**Set problem:**
Reproduce exactly the lines below, starting with the line that contains "Extract all readable text from this page." and ending with the last line of the records, both included, and nothing else.

**Dataset records:**

..........

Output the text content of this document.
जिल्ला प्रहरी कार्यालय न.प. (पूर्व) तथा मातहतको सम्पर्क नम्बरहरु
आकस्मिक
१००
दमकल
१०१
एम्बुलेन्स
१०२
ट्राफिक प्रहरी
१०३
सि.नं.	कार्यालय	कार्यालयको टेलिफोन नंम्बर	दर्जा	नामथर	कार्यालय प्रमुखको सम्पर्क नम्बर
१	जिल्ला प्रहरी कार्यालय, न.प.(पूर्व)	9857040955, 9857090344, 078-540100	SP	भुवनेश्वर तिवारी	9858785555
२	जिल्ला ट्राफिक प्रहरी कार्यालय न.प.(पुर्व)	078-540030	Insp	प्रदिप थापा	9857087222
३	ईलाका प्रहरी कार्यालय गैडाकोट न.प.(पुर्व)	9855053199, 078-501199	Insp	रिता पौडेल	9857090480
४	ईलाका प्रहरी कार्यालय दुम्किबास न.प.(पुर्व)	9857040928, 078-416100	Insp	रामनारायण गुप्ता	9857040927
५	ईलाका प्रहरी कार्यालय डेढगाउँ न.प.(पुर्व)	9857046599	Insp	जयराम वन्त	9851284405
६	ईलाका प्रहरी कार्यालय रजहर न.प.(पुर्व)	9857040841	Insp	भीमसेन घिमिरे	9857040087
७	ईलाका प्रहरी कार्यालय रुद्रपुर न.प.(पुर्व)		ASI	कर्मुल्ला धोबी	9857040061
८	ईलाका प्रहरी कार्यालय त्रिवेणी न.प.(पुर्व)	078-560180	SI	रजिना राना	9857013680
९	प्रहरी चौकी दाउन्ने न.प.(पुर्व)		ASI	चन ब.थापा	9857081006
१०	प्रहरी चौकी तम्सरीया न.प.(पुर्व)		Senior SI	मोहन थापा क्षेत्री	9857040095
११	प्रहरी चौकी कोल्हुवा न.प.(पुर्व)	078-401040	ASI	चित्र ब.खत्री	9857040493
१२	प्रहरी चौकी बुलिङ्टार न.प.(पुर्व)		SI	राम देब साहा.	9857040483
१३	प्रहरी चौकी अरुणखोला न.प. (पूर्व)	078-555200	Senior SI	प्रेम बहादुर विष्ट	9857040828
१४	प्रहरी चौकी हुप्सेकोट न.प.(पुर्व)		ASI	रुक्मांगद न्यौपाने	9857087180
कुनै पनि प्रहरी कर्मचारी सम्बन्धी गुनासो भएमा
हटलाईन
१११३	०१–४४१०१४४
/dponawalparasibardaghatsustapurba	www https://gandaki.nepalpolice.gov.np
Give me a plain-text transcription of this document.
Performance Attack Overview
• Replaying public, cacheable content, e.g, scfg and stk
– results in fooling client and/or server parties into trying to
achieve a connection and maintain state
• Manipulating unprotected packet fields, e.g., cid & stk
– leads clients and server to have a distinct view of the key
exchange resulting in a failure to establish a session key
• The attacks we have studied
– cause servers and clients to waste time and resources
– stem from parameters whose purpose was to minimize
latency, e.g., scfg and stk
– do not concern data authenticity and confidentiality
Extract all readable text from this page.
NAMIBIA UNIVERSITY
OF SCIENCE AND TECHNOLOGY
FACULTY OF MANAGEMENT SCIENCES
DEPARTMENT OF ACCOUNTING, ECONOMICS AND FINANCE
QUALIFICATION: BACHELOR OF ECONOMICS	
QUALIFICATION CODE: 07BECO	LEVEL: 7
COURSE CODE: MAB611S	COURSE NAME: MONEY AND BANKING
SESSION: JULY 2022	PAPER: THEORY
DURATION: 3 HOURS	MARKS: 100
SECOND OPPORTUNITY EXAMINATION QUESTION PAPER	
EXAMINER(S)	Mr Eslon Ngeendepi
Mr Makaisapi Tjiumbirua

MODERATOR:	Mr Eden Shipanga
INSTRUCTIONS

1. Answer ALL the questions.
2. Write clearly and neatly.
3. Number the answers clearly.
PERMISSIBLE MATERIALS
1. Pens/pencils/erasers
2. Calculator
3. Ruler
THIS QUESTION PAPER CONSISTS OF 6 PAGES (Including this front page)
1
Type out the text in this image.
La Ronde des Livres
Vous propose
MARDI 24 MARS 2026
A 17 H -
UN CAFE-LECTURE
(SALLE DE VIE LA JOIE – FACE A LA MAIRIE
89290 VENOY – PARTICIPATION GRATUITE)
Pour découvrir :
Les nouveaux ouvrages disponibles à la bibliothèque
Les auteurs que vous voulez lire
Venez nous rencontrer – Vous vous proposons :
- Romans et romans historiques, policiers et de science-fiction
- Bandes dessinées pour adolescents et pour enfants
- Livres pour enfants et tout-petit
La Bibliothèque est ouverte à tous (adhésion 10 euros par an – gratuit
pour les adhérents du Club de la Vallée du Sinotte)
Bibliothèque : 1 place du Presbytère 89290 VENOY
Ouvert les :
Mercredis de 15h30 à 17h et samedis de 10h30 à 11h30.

..........

**Written response:**
Extract all readable text from this page.
NAMIBIA UNIVERSITY
OF SCIENCE AND TECHNOLOGY
FACULTY OF MANAGEMENT SCIENCES
DEPARTMENT OF ACCOUNTING, ECONOMICS AND FINANCE
QUALIFICATION: BACHELOR OF ECONOMICS	
QUALIFICATION CODE: 07BECO	LEVEL: 7
COURSE CODE: MAB611S	COURSE NAME: MONEY AND BANKING
SESSION: JULY 2022	PAPER: THEORY
DURATION: 3 HOURS	MARKS: 100
SECOND OPPORTUNITY EXAMINATION QUESTION PAPER	
EXAMINER(S)	Mr Eslon Ngeendepi
Mr Makaisapi Tjiumbirua

MODERATOR:	Mr Eden Shipanga
INSTRUCTIONS

1. Answer ALL the questions.
2. Write clearly and neatly.
3. Number the answers clearly.
PERMISSIBLE MATERIALS
1. Pens/pencils/erasers
2. Calculator
3. Ruler
THIS QUESTION PAPER CONSISTS OF 6 PAGES (Including this front page)
1
Type out the text in this image.
La Ronde des Livres
Vous propose
MARDI 24 MARS 2026
A 17 H -
UN CAFE-LECTURE
(SALLE DE VIE LA JOIE – FACE A LA MAIRIE
89290 VENOY – PARTICIPATION GRATUITE)
Pour découvrir :
Les nouveaux ouvrages disponibles à la bibliothèque
Les auteurs que vous voulez lire
Venez nous rencontrer – Vous vous proposons :
- Romans et romans historiques, policiers et de science-fiction
- Bandes dessinées pour adolescents et pour enfants
- Livres pour enfants et tout-petit
La Bibliothèque est ouverte à tous (adhésion 10 euros par an – gratuit
pour les adhérents du Club de la Vallée du Sinotte)
Bibliothèque : 1 place du Presbytère 89290 VENOY
Ouvert les :
Mercredis de 15h30 à 17h et samedis de 10h30 à 11h30.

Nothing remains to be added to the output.